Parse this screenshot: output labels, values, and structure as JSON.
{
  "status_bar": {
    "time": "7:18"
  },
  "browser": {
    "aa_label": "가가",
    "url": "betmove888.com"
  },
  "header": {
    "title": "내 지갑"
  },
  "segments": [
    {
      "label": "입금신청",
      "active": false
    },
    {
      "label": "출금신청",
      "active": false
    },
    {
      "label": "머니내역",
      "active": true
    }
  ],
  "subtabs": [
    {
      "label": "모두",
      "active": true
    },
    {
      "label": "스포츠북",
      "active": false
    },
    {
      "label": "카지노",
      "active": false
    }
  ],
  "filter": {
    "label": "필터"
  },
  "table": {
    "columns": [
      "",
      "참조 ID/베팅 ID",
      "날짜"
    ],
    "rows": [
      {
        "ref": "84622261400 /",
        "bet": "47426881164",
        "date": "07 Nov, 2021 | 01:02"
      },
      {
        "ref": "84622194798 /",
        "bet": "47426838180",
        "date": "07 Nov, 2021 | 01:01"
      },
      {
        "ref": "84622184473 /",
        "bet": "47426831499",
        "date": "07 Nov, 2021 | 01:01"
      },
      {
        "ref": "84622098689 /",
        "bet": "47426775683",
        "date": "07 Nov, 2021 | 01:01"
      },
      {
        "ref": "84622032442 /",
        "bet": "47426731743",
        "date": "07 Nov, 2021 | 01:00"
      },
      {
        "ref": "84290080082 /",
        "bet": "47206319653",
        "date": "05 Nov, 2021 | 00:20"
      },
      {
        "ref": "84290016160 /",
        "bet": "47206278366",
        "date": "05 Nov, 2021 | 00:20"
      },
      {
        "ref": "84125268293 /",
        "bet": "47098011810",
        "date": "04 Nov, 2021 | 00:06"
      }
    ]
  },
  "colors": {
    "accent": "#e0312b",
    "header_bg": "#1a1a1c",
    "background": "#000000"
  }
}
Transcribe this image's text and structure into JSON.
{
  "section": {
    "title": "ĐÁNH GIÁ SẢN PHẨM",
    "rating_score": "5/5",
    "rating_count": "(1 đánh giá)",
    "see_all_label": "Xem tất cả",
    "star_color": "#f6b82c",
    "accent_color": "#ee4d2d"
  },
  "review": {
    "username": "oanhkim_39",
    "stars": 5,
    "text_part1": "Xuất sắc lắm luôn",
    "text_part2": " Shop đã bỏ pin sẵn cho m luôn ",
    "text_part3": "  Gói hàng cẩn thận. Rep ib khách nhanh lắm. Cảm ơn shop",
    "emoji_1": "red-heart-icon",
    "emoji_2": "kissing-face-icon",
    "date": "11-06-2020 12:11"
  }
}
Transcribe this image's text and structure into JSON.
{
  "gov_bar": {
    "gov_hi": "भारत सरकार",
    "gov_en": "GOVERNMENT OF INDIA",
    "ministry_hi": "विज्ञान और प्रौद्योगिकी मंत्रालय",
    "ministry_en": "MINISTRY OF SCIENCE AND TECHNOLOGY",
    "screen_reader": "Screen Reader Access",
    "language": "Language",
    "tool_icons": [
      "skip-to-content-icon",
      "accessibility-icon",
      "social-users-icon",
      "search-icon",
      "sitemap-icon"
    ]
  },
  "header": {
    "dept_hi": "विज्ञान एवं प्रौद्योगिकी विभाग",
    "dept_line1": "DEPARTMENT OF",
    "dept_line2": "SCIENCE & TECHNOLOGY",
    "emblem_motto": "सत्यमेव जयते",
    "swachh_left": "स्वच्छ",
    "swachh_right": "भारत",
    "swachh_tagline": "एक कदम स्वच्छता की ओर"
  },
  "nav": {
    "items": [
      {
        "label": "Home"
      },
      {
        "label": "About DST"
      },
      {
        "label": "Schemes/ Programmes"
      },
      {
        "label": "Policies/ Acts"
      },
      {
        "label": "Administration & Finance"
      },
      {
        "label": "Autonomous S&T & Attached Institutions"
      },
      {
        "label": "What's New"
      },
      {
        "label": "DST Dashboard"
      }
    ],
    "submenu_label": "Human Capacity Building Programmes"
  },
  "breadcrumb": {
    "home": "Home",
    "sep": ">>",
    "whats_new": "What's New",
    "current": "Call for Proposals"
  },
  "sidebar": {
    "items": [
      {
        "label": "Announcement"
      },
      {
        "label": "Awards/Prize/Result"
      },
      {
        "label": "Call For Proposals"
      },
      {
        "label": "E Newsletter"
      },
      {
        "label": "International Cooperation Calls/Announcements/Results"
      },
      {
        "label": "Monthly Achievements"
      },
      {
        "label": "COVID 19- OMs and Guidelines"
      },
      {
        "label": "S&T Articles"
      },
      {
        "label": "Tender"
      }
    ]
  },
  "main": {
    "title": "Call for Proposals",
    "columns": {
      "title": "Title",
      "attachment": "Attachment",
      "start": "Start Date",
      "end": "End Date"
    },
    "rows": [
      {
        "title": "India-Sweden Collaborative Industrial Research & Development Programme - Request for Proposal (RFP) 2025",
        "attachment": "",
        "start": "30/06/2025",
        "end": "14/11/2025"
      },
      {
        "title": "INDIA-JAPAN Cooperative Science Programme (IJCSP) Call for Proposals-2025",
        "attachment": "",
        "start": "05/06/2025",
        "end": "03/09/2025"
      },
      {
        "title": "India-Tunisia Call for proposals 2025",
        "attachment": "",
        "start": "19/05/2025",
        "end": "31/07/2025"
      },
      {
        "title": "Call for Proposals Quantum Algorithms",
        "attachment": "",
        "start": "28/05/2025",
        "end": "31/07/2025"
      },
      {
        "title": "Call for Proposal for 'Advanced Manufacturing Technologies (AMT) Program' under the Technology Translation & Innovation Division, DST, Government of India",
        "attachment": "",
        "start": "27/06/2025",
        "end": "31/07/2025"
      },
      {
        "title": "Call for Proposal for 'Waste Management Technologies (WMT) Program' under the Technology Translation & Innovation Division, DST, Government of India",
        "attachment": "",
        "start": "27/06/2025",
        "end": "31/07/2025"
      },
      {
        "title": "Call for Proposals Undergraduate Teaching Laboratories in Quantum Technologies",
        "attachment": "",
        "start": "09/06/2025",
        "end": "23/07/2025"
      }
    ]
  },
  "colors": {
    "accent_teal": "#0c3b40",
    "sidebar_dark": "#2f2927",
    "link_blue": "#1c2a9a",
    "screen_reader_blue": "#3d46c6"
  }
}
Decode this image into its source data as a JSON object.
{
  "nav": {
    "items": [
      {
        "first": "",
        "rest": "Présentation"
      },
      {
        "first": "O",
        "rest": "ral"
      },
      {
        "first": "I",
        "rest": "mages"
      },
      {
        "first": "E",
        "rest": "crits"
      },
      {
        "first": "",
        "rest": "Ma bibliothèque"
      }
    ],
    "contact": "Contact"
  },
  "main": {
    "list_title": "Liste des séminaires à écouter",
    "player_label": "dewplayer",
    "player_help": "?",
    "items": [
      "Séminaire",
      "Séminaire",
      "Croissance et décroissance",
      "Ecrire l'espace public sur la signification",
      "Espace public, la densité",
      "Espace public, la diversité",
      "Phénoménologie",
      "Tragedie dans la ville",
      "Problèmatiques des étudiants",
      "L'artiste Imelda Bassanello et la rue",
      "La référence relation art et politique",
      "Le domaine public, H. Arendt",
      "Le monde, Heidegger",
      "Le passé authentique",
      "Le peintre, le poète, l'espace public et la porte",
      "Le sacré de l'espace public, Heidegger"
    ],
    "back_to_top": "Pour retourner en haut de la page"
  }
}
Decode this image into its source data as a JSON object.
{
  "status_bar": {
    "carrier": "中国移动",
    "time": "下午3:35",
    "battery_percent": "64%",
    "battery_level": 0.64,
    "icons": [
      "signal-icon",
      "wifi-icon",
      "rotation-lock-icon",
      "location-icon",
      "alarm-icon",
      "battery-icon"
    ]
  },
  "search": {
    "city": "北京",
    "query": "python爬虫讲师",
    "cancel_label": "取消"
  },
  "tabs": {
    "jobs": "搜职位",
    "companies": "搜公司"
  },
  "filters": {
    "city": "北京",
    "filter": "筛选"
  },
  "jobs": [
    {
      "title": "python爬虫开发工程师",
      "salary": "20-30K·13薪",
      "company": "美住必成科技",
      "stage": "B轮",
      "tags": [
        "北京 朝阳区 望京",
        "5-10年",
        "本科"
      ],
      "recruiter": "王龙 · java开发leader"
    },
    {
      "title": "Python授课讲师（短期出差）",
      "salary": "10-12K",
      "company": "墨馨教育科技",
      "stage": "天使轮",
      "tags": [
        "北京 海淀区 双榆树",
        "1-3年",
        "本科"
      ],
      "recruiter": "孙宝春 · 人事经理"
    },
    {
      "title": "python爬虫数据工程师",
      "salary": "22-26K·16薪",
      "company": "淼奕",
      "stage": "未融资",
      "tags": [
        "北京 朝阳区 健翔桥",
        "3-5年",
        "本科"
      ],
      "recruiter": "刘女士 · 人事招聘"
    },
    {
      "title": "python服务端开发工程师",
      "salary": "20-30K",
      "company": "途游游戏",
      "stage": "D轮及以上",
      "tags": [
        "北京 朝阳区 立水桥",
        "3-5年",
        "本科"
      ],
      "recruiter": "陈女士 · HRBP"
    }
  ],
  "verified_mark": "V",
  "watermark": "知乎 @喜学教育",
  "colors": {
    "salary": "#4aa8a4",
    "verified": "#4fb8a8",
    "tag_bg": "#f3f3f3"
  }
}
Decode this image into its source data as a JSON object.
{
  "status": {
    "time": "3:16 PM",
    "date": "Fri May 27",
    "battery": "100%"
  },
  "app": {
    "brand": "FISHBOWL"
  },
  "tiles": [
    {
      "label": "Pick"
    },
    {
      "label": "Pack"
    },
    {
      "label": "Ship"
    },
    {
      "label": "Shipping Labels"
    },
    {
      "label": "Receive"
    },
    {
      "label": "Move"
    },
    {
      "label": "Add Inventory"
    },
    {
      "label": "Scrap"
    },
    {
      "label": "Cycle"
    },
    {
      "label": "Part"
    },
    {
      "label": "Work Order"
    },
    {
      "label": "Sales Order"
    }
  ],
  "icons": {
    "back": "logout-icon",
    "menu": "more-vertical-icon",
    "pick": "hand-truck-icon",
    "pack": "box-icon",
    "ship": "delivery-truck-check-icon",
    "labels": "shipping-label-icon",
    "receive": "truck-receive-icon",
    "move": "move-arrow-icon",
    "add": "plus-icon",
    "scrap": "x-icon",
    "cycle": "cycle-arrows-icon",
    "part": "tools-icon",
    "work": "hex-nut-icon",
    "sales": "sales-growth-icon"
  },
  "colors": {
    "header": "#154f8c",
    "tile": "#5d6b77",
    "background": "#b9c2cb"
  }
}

□ □ □ □ □ □ □

Task details: Search the entries for "background" and copy out each line that has it.

Output of the exercise:
    "background": "#000000"
    "background": "#b9c2cb"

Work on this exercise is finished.